Copy all the data exactly, except the pictures.
───── TASK DATA
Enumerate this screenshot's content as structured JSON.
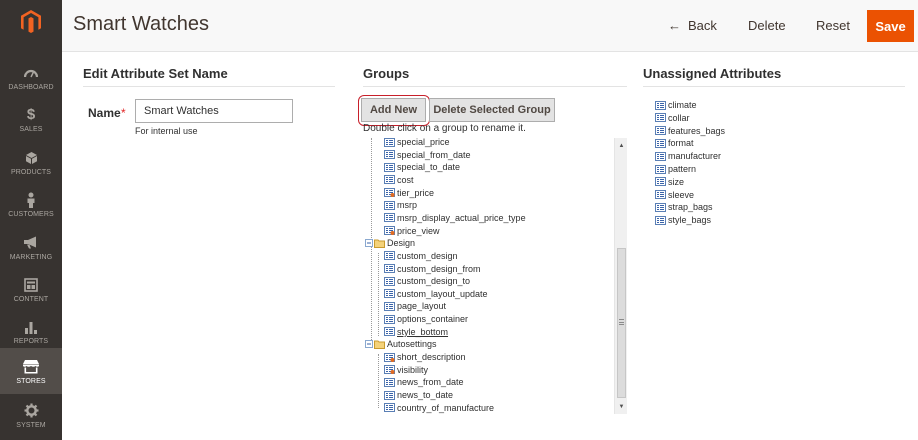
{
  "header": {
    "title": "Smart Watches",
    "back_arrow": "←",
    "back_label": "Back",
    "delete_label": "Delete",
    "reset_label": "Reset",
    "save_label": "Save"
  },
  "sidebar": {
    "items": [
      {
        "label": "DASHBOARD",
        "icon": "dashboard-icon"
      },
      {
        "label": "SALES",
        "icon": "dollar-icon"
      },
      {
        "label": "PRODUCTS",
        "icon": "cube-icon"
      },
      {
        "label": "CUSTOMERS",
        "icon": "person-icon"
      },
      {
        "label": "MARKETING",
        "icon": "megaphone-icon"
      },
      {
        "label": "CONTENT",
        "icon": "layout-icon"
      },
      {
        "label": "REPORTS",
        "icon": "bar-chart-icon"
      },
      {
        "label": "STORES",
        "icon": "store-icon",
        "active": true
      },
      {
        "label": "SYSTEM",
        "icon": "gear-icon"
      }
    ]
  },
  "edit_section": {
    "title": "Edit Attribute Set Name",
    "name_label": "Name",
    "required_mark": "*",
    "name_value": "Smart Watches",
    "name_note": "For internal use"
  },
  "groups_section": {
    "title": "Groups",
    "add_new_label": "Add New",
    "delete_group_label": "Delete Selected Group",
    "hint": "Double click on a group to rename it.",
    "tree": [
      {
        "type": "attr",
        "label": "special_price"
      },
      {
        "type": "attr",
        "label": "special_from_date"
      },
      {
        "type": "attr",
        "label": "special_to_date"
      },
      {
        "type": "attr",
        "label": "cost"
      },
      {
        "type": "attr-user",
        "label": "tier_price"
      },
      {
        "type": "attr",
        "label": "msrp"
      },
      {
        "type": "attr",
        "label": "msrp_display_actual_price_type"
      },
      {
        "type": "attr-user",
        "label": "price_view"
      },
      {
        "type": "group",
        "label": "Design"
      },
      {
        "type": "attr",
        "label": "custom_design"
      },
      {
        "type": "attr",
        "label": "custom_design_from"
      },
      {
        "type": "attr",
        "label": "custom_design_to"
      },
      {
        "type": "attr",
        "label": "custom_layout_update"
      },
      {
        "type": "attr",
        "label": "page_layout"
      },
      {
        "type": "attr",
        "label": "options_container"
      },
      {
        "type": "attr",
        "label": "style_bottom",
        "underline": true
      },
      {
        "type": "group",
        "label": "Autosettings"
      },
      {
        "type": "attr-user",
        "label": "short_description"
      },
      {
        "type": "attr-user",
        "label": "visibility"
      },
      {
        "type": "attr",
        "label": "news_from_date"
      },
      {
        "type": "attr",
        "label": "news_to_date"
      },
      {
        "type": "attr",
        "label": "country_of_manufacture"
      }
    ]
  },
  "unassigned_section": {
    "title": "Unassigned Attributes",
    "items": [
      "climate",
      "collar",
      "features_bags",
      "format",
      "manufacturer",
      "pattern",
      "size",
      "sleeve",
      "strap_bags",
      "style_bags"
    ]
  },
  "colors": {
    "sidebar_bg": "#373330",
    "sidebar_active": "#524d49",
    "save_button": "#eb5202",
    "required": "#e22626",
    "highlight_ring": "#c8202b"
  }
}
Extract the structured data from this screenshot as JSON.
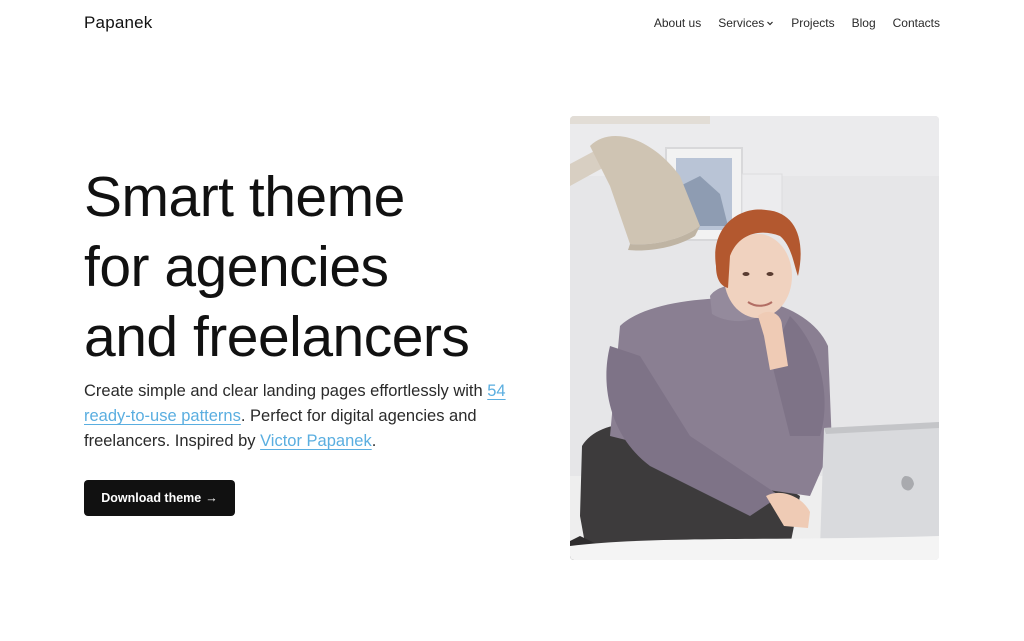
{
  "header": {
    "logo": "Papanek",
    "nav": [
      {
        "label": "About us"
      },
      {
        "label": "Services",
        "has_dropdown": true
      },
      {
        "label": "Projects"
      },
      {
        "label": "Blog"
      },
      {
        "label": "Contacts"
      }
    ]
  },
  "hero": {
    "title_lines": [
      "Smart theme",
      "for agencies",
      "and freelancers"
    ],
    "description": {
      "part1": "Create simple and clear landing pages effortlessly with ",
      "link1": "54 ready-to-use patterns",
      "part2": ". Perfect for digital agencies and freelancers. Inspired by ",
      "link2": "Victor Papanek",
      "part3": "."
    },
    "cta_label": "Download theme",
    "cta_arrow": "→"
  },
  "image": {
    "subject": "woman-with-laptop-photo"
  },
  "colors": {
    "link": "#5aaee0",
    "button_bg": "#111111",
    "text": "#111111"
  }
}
──────────
SOLVED EXERCISE.
Enumerate this screenshot's content as structured JSON.
{
  "header": {
    "title": "Smart Watches",
    "back_arrow": "←",
    "back_label": "Back",
    "delete_label": "Delete",
    "reset_label": "Reset",
    "save_label": "Save"
  },
  "sidebar": {
    "items": [
      {
        "label": "DASHBOARD",
        "icon": "dashboard-icon"
      },
      {
        "label": "SALES",
        "icon": "dollar-icon"
      },
      {
        "label": "PRODUCTS",
        "icon": "cube-icon"
      },
      {
        "label": "CUSTOMERS",
        "icon": "person-icon"
      },
      {
        "label": "MARKETING",
        "icon": "megaphone-icon"
      },
      {
        "label": "CONTENT",
        "icon": "layout-icon"
      },
      {
        "label": "REPORTS",
        "icon": "bar-chart-icon"
      },
      {
        "label": "STORES",
        "icon": "store-icon",
        "active": true
      },
      {
        "label": "SYSTEM",
        "icon": "gear-icon"
      }
    ]
  },
  "edit_section": {
    "title": "Edit Attribute Set Name",
    "name_label": "Name",
    "required_mark": "*",
    "name_value": "Smart Watches",
    "name_note": "For internal use"
  },
  "groups_section": {
    "title": "Groups",
    "add_new_label": "Add New",
    "delete_group_label": "Delete Selected Group",
    "hint": "Double click on a group to rename it.",
    "tree": [
      {
        "type": "attr",
        "label": "special_price"
      },
      {
        "type": "attr",
        "label": "special_from_date"
      },
      {
        "type": "attr",
        "label": "special_to_date"
      },
      {
        "type": "attr",
        "label": "cost"
      },
      {
        "type": "attr-user",
        "label": "tier_price"
      },
      {
        "type": "attr",
        "label": "msrp"
      },
      {
        "type": "attr",
        "label": "msrp_display_actual_price_type"
      },
      {
        "type": "attr-user",
        "label": "price_view"
      },
      {
        "type": "group",
        "label": "Design"
      },
      {
        "type": "attr",
        "label": "custom_design"
      },
      {
        "type": "attr",
        "label": "custom_design_from"
      },
      {
        "type": "attr",
        "label": "custom_design_to"
      },
      {
        "type": "attr",
        "label": "custom_layout_update"
      },
      {
        "type": "attr",
        "label": "page_layout"
      },
      {
        "type": "attr",
        "label": "options_container"
      },
      {
        "type": "attr",
        "label": "style_bottom",
        "underline": true
      },
      {
        "type": "group",
        "label": "Autosettings"
      },
      {
        "type": "attr-user",
        "label": "short_description"
      },
      {
        "type": "attr-user",
        "label": "visibility"
      },
      {
        "type": "attr",
        "label": "news_from_date"
      },
      {
        "type": "attr",
        "label": "news_to_date"
      },
      {
        "type": "attr",
        "label": "country_of_manufacture"
      }
    ]
  },
  "unassigned_section": {
    "title": "Unassigned Attributes",
    "items": [
      "climate",
      "collar",
      "features_bags",
      "format",
      "manufacturer",
      "pattern",
      "size",
      "sleeve",
      "strap_bags",
      "style_bags"
    ]
  },
  "colors": {
    "sidebar_bg": "#373330",
    "sidebar_active": "#524d49",
    "save_button": "#eb5202",
    "required": "#e22626",
    "highlight_ring": "#c8202b"
  }
}
Extract the structured data from this screenshot as JSON.
{
  "header": {
    "logo": "Papanek",
    "nav": [
      {
        "label": "About us"
      },
      {
        "label": "Services",
        "has_dropdown": true
      },
      {
        "label": "Projects"
      },
      {
        "label": "Blog"
      },
      {
        "label": "Contacts"
      }
    ]
  },
  "hero": {
    "title_lines": [
      "Smart theme",
      "for agencies",
      "and freelancers"
    ],
    "description": {
      "part1": "Create simple and clear landing pages effortlessly with ",
      "link1": "54 ready-to-use patterns",
      "part2": ". Perfect for digital agencies and freelancers. Inspired by ",
      "link2": "Victor Papanek",
      "part3": "."
    },
    "cta_label": "Download theme",
    "cta_arrow": "→"
  },
  "image": {
    "subject": "woman-with-laptop-photo"
  },
  "colors": {
    "link": "#5aaee0",
    "button_bg": "#111111",
    "text": "#111111"
  }
}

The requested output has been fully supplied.